> [Aim] The listing must be reproduced in full, exactly as it stands.

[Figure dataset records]
★ ★ ★ ★

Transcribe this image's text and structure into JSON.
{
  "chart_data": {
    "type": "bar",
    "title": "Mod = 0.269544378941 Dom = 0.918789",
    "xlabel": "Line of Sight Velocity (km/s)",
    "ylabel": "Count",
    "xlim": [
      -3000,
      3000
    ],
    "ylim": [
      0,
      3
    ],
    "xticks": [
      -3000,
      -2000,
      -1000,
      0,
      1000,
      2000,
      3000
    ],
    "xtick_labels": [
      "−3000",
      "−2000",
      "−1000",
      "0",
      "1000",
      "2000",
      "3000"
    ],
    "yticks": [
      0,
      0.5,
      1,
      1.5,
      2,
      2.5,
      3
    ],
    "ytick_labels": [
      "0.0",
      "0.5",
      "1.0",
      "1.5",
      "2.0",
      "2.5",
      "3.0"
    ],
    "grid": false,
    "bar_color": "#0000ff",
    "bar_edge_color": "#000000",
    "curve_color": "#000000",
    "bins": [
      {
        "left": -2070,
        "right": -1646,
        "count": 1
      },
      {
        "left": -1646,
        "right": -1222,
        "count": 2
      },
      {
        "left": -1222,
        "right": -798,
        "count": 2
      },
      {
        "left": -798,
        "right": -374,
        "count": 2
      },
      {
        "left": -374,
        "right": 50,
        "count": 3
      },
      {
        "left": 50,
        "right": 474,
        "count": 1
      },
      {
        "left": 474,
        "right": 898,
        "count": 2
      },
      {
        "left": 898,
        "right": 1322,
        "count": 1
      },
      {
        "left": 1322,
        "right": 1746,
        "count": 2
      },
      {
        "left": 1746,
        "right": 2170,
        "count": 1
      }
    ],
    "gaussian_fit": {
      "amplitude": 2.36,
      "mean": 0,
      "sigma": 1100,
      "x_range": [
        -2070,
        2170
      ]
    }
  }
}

★ ★ ★ ★

> [Result of this task]
Transcribe this image's text and structure into JSON.
{
  "chart_data": {
    "type": "bar",
    "title": "Mod = 0.269544378941 Dom = 0.918789",
    "xlabel": "Line of Sight Velocity (km/s)",
    "ylabel": "Count",
    "xlim": [
      -3000,
      3000
    ],
    "ylim": [
      0,
      3
    ],
    "xticks": [
      -3000,
      -2000,
      -1000,
      0,
      1000,
      2000,
      3000
    ],
    "xtick_labels": [
      "−3000",
      "−2000",
      "−1000",
      "0",
      "1000",
      "2000",
      "3000"
    ],
    "yticks": [
      0,
      0.5,
      1,
      1.5,
      2,
      2.5,
      3
    ],
    "ytick_labels": [
      "0.0",
      "0.5",
      "1.0",
      "1.5",
      "2.0",
      "2.5",
      "3.0"
    ],
    "grid": false,
    "bar_color": "#0000ff",
    "bar_edge_color": "#000000",
    "curve_color": "#000000",
    "bins": [
      {
        "left": -2070,
        "right": -1646,
        "count": 1
      },
      {
        "left": -1646,
        "right": -1222,
        "count": 2
      },
      {
        "left": -1222,
        "right": -798,
        "count": 2
      },
      {
        "left": -798,
        "right": -374,
        "count": 2
      },
      {
        "left": -374,
        "right": 50,
        "count": 3
      },
      {
        "left": 50,
        "right": 474,
        "count": 1
      },
      {
        "left": 474,
        "right": 898,
        "count": 2
      },
      {
        "left": 898,
        "right": 1322,
        "count": 1
      },
      {
        "left": 1322,
        "right": 1746,
        "count": 2
      },
      {
        "left": 1746,
        "right": 2170,
        "count": 1
      }
    ],
    "gaussian_fit": {
      "amplitude": 2.36,
      "mean": 0,
      "sigma": 1100,
      "x_range": [
        -2070,
        2170
      ]
    }
  }
}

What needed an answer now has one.